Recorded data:
§ §

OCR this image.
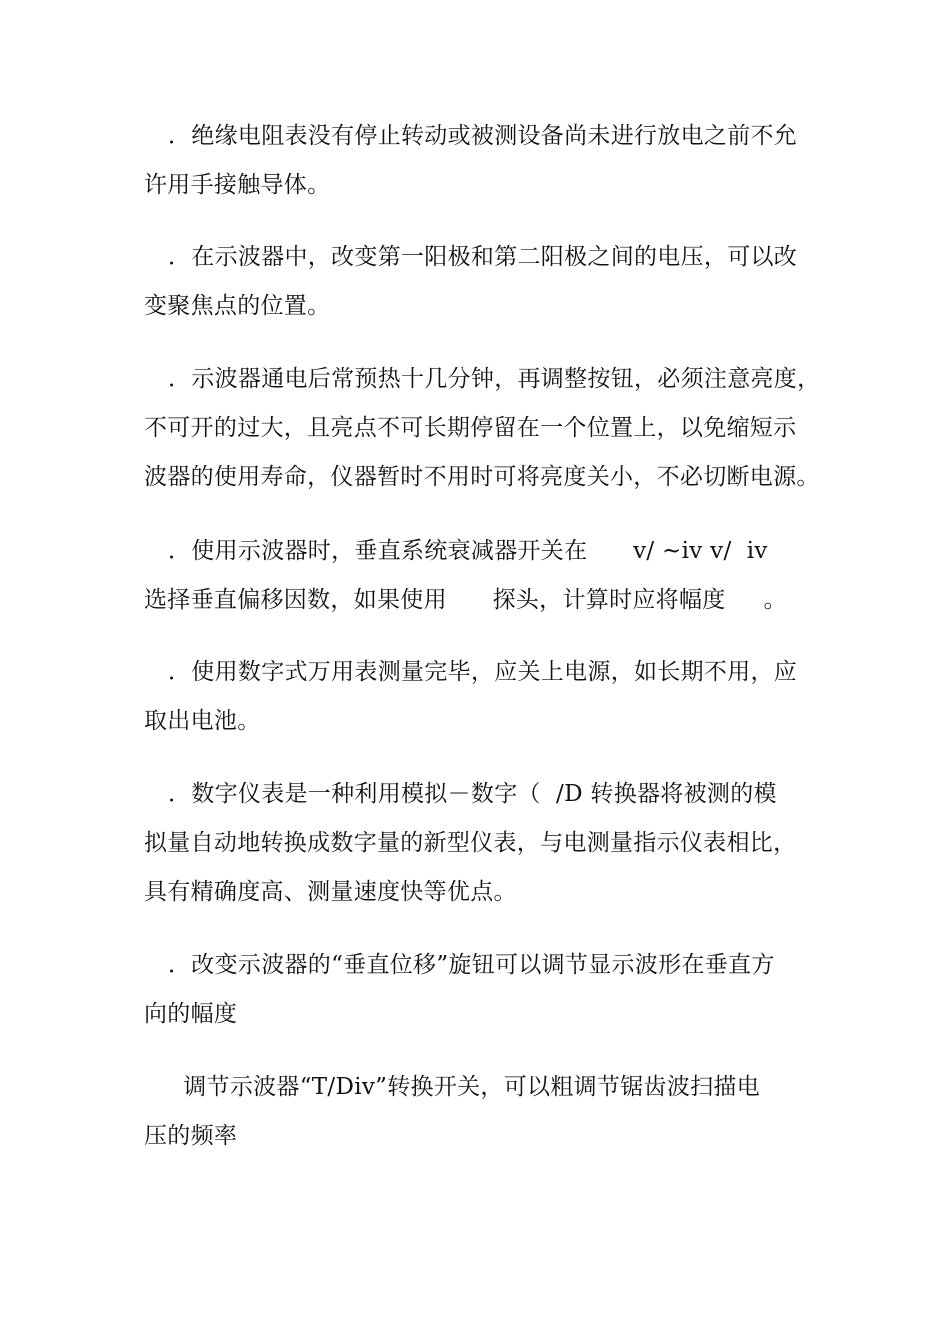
．绝缘电阻表没有停止转动或被测设备尚未进行放电之前不允
许用手接触导体。
．在示波器中，改变第一阳极和第二阳极之间的电压，可以改
变聚焦点的位置。
．示波器通电后常预热十几分钟，再调整按钮，必须注意亮度，
不可开的过大，且亮点不可长期停留在一个位置上，以免缩短示
波器的使用寿命，仪器暂时不用时可将亮度关小，不必切断电源。
．使用示波器时，垂直系统衰减器开关在      v/ ~iv v/  iv
选择垂直偏移因数，如果使用      探头，计算时应将幅度     。
．使用数字式万用表测量完毕，应关上电源，如长期不用，应
取出电池。
．数字仪表是一种利用模拟－数字（  /D 转换器将被测的模
拟量自动地转换成数字量的新型仪表，与电测量指示仪表相比，
具有精确度高、测量速度快等优点。
．改变示波器的“垂直位移”旋钮可以调节显示波形在垂直方
向的幅度
调节示波器“T/Div”转换开关，可以粗调节锯齿波扫描电
压的频率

§ §

Transcribe every entry above exactly. Omit all pictures.

- **Exercise answer**:
OCR this image.
．绝缘电阻表没有停止转动或被测设备尚未进行放电之前不允
许用手接触导体。
．在示波器中，改变第一阳极和第二阳极之间的电压，可以改
变聚焦点的位置。
．示波器通电后常预热十几分钟，再调整按钮，必须注意亮度，
不可开的过大，且亮点不可长期停留在一个位置上，以免缩短示
波器的使用寿命，仪器暂时不用时可将亮度关小，不必切断电源。
．使用示波器时，垂直系统衰减器开关在      v/ ~iv v/  iv
选择垂直偏移因数，如果使用      探头，计算时应将幅度     。
．使用数字式万用表测量完毕，应关上电源，如长期不用，应
取出电池。
．数字仪表是一种利用模拟－数字（  /D 转换器将被测的模
拟量自动地转换成数字量的新型仪表，与电测量指示仪表相比，
具有精确度高、测量速度快等优点。
．改变示波器的“垂直位移”旋钮可以调节显示波形在垂直方
向的幅度
调节示波器“T/Div”转换开关，可以粗调节锯齿波扫描电
压的频率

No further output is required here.